[Set of tasks]
1. List every discount code named in the Dooney sale thread.
2. Write what comes next in the Dooney sale thread, starting after its final post.

[Extract]
=-=-=
ETA: There are two more Dooney shows on today. (Sunday, 4/26)


----------



## aerialla

I Love Dooney is an additional 30% off for Mother's Day. I just ordered the large Ronnie Florentine backpack. With the discount it was $167 down from $398.


----------



## HannaS1001

Thanks! Sale on Dooney too on 3 different bags, I got a new piper!


----------



## debbiesdaughter

My local TJ Maxx store opened up this week, and since they have been closed for so long everything in the store was basically on clearance!!!  I scored this hot pink Lexington tote and some cute matching flip flops for me and my daughter, I was in heaven!!


----------



## HannaS1001

Medium flo satchel on ILD in blue steel and salmon on sale


----------



## lavenderjunkie

I Love Dooney,  SUMMER sale, up to 70% off.....
lots of the same items as recent sales....
but.... pebble Sydney (looks like Alto Sabrina) and
pebbled Cooper are at very good prices for some colors.

You need to put the code SUMMER in to your cart to see the
reduced prices.


----------



## lavenderjunkie

Sept 18 2020  I Love Dooney,  code FRIEND,  30% off.
BTW,  Florentine Smith Bag is listed.....  but I think weight is wrong.
Just so you know if ordering... Smith is big, and pretty heavy....
think medium Flo satchel range.


----------



## lavenderjunkie

Wednesday, Sept 23 on ILD,  one day special Deal Drop....
Belvedere leather logo lock $149 with code DROP.
Many colors listed.   Belvedere leather is soft and plush pebbled leather.
It tends to be a little on the heavy side.   Also,  the leather
absorbs colors and doesn't have a sheen,  like pebbled leather
does.  As a result,  dark color can look matte.


----------



## lavenderjunkie

Wed,  Oct 7, 2020
Sale on at ILD 30% off,  code BIRTHDAY
Sale on at D&B  25% off,  code FRIEND


----------



## lavenderjunkie

debbiesdaughter said:


> Not valid on new monogram collection, I'm so bummed!


*DebbiesD:*  Today,  Saturday,  Oct 10,  Dooney says the 25% is valid
on ALL handbags on the site.   The email I got shows the new monogram too.
Might be only for today, National Handbag Day  or they might have expanded
the sale for the next few days.  That isn't clear.


----------



## lavenderjunkie

Sunday,  Oct 11,  Rakuten is 10% cashback for QVC today.
QVC is offering free shipping and a number of Dooney bags are on sale,
including several *Florentine*..... the large Russell !
=-=-=
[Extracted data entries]
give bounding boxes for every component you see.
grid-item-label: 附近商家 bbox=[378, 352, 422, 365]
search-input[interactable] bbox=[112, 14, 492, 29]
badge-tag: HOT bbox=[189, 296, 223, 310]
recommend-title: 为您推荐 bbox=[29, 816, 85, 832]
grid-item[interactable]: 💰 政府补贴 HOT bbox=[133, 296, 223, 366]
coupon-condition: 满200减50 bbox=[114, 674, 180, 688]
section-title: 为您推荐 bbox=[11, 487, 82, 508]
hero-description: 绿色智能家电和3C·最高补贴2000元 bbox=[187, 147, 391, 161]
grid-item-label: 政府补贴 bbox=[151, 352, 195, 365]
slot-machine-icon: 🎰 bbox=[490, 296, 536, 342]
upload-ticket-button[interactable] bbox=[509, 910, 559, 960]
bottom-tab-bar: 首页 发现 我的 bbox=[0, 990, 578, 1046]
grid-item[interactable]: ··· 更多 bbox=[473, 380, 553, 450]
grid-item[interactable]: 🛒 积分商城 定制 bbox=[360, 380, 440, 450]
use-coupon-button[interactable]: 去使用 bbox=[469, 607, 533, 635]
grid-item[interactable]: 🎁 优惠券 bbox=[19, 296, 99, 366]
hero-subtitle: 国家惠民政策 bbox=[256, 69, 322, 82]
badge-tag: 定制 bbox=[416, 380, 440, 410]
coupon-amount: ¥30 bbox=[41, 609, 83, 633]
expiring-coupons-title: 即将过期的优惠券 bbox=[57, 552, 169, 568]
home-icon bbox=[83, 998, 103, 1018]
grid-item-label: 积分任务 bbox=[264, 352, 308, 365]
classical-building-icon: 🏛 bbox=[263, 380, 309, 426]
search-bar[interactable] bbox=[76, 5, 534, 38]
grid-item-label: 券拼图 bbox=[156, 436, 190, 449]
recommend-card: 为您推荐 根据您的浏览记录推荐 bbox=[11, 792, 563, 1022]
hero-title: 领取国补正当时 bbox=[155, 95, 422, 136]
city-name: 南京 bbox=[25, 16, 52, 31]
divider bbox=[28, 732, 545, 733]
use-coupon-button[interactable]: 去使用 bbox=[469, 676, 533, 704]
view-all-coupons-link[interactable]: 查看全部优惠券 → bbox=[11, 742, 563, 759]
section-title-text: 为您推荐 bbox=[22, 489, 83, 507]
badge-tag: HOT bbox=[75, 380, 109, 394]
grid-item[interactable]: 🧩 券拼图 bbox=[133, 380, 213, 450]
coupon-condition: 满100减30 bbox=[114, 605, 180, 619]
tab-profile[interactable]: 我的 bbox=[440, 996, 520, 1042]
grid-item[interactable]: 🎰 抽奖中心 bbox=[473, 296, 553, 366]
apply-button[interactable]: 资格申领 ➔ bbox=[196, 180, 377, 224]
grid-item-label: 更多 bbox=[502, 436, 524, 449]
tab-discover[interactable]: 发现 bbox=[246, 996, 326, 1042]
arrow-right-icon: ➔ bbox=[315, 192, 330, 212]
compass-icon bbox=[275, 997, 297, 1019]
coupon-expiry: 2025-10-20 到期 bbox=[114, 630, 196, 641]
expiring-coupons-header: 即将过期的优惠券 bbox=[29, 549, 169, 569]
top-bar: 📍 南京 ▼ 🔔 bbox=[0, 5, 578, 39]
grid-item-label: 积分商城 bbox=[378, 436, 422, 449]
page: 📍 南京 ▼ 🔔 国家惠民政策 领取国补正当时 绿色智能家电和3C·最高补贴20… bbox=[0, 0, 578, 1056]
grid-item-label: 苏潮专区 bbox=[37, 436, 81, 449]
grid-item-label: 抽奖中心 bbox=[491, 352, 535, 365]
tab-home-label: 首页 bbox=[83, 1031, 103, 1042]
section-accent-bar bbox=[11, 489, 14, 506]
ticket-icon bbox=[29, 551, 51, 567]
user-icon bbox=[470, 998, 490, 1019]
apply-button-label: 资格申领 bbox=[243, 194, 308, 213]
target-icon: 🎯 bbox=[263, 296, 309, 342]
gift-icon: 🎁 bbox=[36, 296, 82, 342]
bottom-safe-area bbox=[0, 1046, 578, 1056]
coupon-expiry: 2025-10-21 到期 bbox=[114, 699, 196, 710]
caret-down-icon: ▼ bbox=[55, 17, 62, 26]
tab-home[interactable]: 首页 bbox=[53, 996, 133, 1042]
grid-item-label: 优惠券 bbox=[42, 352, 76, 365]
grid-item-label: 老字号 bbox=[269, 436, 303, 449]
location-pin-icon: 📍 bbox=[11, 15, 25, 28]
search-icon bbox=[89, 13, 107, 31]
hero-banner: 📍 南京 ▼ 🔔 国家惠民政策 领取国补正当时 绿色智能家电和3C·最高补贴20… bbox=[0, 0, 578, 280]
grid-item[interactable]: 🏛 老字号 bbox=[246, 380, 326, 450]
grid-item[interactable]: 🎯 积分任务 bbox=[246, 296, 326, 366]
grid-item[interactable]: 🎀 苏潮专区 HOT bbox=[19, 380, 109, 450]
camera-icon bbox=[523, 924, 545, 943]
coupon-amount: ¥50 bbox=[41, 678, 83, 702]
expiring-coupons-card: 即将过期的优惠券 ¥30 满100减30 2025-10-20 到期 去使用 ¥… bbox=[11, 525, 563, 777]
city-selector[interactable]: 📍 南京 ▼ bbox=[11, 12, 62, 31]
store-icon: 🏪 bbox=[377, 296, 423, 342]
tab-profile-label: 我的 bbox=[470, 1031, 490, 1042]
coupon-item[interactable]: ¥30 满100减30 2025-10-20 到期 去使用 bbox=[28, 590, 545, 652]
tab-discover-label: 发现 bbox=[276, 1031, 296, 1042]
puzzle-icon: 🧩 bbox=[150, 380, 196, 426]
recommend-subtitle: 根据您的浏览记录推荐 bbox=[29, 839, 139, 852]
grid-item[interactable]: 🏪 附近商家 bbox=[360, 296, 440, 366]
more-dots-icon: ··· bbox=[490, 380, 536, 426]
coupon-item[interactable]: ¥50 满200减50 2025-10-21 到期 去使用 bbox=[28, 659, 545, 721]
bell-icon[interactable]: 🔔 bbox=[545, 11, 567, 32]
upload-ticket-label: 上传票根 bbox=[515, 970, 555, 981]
=-=-=
[Exercise responses]
1. SUMMER, FRIEND, DROP, BIRTHDAY

2.
Not the lowest prices around,  probably..... but.... for hard to find styles or color,
free shipping, cash back, easy pay..... a good option in some cases.
Having choices is good!


----------



## lavenderjunkie

In addition to the BIRTHDAY sale of 30% off,  ILD has designated
a small collection for special pricing that reflects a deeper discount.

I do not need more temptation.  I'm doing my best to keep Dooney 
in business already.


----------



## lavenderjunkie

ILD FALLSALE 30% off site wide.


----------



## lavenderjunkie

Thurs Oct 22,  ILD another 30% off sale across the site and DB another 25% off for  items already on sale.


----------



## lavenderjunkie

Thurs Oct 29:  I Love Dooney has a selection of handbags for $89 and $99....
code TREAT.  Prices may not be any better than on recent 30% off sales,
but if you missed something you wanted it's worth checking to see if the price
is any better or the timing works for you now... or your will power isn't working as well.


----------



## MiaBorsa

Dillard's has Dooneys on sale and free shipping.   The Monogram bags are on sale there, too.


----------



## Brendutch

Tent sale 2020 - 11/5/20 ON LINE!!!!


----------



## lavenderjunkie

Dec 2:   ILD up to 70% off,  code MERRY.
Dooney main site:  12 Days of Dooney began today.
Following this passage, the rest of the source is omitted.